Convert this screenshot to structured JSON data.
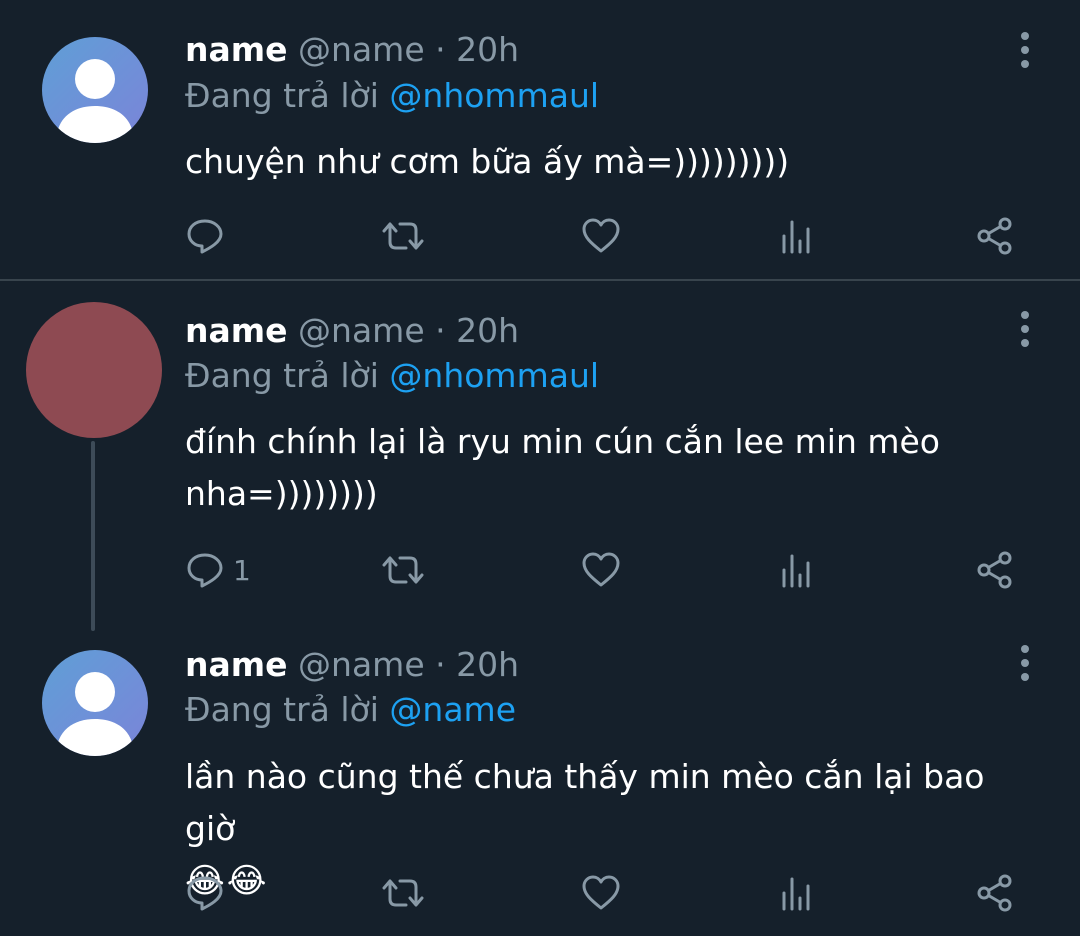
{
  "colors": {
    "background": "#15202b",
    "text_primary": "#ffffff",
    "text_secondary": "#8899a6",
    "mention": "#1da1f2",
    "divider": "#38444d",
    "avatar_blue": "#6b8fd1",
    "avatar_red": "#8e4a52"
  },
  "tweets": [
    {
      "name": "name",
      "handle": "@name",
      "separator": "·",
      "time": "20h",
      "replying_label": "Đang trả lời",
      "replying_to": "@nhommaul",
      "text": "chuyện như cơm bữa ấy mà=)))))))))",
      "reply_count": "",
      "avatar": "default-avatar-icon"
    },
    {
      "name": "name",
      "handle": "@name",
      "separator": "·",
      "time": "20h",
      "replying_label": "Đang trả lời",
      "replying_to": "@nhommaul",
      "text": "đính chính lại là ryu min cún cắn lee min mèo nha=))))))))",
      "reply_count": "1",
      "avatar": "red-avatar"
    },
    {
      "name": "name",
      "handle": "@name",
      "separator": "·",
      "time": "20h",
      "replying_label": "Đang trả lời",
      "replying_to": "@name",
      "text": "lần nào cũng thế chưa thấy min mèo cắn lại bao giờ",
      "emoji": "😂😂",
      "reply_count": "",
      "avatar": "default-avatar-icon"
    }
  ],
  "icons": {
    "reply": "reply-icon",
    "retweet": "retweet-icon",
    "like": "heart-icon",
    "analytics": "analytics-icon",
    "share": "share-icon",
    "more": "more-vertical-icon"
  }
}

○ ○ ○

=== DIRECTIVE ===
Transcribe every line from the records above without alteration, and leave out the images.

=== RESULT BELOW ===
Convert this screenshot to structured JSON data.
{
  "colors": {
    "background": "#15202b",
    "text_primary": "#ffffff",
    "text_secondary": "#8899a6",
    "mention": "#1da1f2",
    "divider": "#38444d",
    "avatar_blue": "#6b8fd1",
    "avatar_red": "#8e4a52"
  },
  "tweets": [
    {
      "name": "name",
      "handle": "@name",
      "separator": "·",
      "time": "20h",
      "replying_label": "Đang trả lời",
      "replying_to": "@nhommaul",
      "text": "chuyện như cơm bữa ấy mà=)))))))))",
      "reply_count": "",
      "avatar": "default-avatar-icon"
    },
    {
      "name": "name",
      "handle": "@name",
      "separator": "·",
      "time": "20h",
      "replying_label": "Đang trả lời",
      "replying_to": "@nhommaul",
      "text": "đính chính lại là ryu min cún cắn lee min mèo nha=))))))))",
      "reply_count": "1",
      "avatar": "red-avatar"
    },
    {
      "name": "name",
      "handle": "@name",
      "separator": "·",
      "time": "20h",
      "replying_label": "Đang trả lời",
      "replying_to": "@name",
      "text": "lần nào cũng thế chưa thấy min mèo cắn lại bao giờ",
      "emoji": "😂😂",
      "reply_count": "",
      "avatar": "default-avatar-icon"
    }
  ],
  "icons": {
    "reply": "reply-icon",
    "retweet": "retweet-icon",
    "like": "heart-icon",
    "analytics": "analytics-icon",
    "share": "share-icon",
    "more": "more-vertical-icon"
  }
}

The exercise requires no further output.